▸ Given problem
Every line in the listing is to be echoed verbatim.

▸ Dataset
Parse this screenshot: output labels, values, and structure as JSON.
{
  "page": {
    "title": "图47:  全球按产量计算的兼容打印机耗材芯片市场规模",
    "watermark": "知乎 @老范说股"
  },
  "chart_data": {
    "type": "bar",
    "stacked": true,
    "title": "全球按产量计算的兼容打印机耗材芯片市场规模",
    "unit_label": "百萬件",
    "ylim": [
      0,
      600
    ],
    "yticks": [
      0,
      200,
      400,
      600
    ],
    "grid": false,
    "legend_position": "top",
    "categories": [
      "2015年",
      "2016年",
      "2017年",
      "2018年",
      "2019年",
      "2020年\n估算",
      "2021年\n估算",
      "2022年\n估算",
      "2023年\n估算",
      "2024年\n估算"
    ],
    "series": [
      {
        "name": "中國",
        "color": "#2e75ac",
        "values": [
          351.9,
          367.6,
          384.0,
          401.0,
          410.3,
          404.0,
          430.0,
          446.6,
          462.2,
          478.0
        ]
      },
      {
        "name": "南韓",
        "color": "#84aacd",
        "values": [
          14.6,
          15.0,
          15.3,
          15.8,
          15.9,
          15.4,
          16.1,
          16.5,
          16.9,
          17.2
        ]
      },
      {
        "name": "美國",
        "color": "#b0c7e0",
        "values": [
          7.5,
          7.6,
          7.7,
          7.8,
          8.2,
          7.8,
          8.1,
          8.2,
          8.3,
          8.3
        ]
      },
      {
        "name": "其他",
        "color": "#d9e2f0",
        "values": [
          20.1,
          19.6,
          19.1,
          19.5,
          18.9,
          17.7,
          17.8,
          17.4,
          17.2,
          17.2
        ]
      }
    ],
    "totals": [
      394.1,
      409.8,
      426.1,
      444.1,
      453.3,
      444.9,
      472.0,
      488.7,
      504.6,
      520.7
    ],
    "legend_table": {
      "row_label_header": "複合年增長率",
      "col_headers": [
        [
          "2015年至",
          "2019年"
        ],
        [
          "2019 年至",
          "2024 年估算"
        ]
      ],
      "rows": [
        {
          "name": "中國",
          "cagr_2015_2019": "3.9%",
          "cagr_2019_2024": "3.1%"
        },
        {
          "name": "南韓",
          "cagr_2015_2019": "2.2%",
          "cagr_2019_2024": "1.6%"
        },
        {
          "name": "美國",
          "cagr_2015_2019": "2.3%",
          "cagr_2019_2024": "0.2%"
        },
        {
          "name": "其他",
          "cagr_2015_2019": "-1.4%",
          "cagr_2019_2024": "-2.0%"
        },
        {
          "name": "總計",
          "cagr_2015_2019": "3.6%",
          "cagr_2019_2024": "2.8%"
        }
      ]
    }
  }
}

▸ Complete response
Parse this screenshot: output labels, values, and structure as JSON.
{
  "page": {
    "title": "图47:  全球按产量计算的兼容打印机耗材芯片市场规模",
    "watermark": "知乎 @老范说股"
  },
  "chart_data": {
    "type": "bar",
    "stacked": true,
    "title": "全球按产量计算的兼容打印机耗材芯片市场规模",
    "unit_label": "百萬件",
    "ylim": [
      0,
      600
    ],
    "yticks": [
      0,
      200,
      400,
      600
    ],
    "grid": false,
    "legend_position": "top",
    "categories": [
      "2015年",
      "2016年",
      "2017年",
      "2018年",
      "2019年",
      "2020年\n估算",
      "2021年\n估算",
      "2022年\n估算",
      "2023年\n估算",
      "2024年\n估算"
    ],
    "series": [
      {
        "name": "中國",
        "color": "#2e75ac",
        "values": [
          351.9,
          367.6,
          384.0,
          401.0,
          410.3,
          404.0,
          430.0,
          446.6,
          462.2,
          478.0
        ]
      },
      {
        "name": "南韓",
        "color": "#84aacd",
        "values": [
          14.6,
          15.0,
          15.3,
          15.8,
          15.9,
          15.4,
          16.1,
          16.5,
          16.9,
          17.2
        ]
      },
      {
        "name": "美國",
        "color": "#b0c7e0",
        "values": [
          7.5,
          7.6,
          7.7,
          7.8,
          8.2,
          7.8,
          8.1,
          8.2,
          8.3,
          8.3
        ]
      },
      {
        "name": "其他",
        "color": "#d9e2f0",
        "values": [
          20.1,
          19.6,
          19.1,
          19.5,
          18.9,
          17.7,
          17.8,
          17.4,
          17.2,
          17.2
        ]
      }
    ],
    "totals": [
      394.1,
      409.8,
      426.1,
      444.1,
      453.3,
      444.9,
      472.0,
      488.7,
      504.6,
      520.7
    ],
    "legend_table": {
      "row_label_header": "複合年增長率",
      "col_headers": [
        [
          "2015年至",
          "2019年"
        ],
        [
          "2019 年至",
          "2024 年估算"
        ]
      ],
      "rows": [
        {
          "name": "中國",
          "cagr_2015_2019": "3.9%",
          "cagr_2019_2024": "3.1%"
        },
        {
          "name": "南韓",
          "cagr_2015_2019": "2.2%",
          "cagr_2019_2024": "1.6%"
        },
        {
          "name": "美國",
          "cagr_2015_2019": "2.3%",
          "cagr_2019_2024": "0.2%"
        },
        {
          "name": "其他",
          "cagr_2015_2019": "-1.4%",
          "cagr_2019_2024": "-2.0%"
        },
        {
          "name": "總計",
          "cagr_2015_2019": "3.6%",
          "cagr_2019_2024": "2.8%"
        }
      ]
    }
  }
}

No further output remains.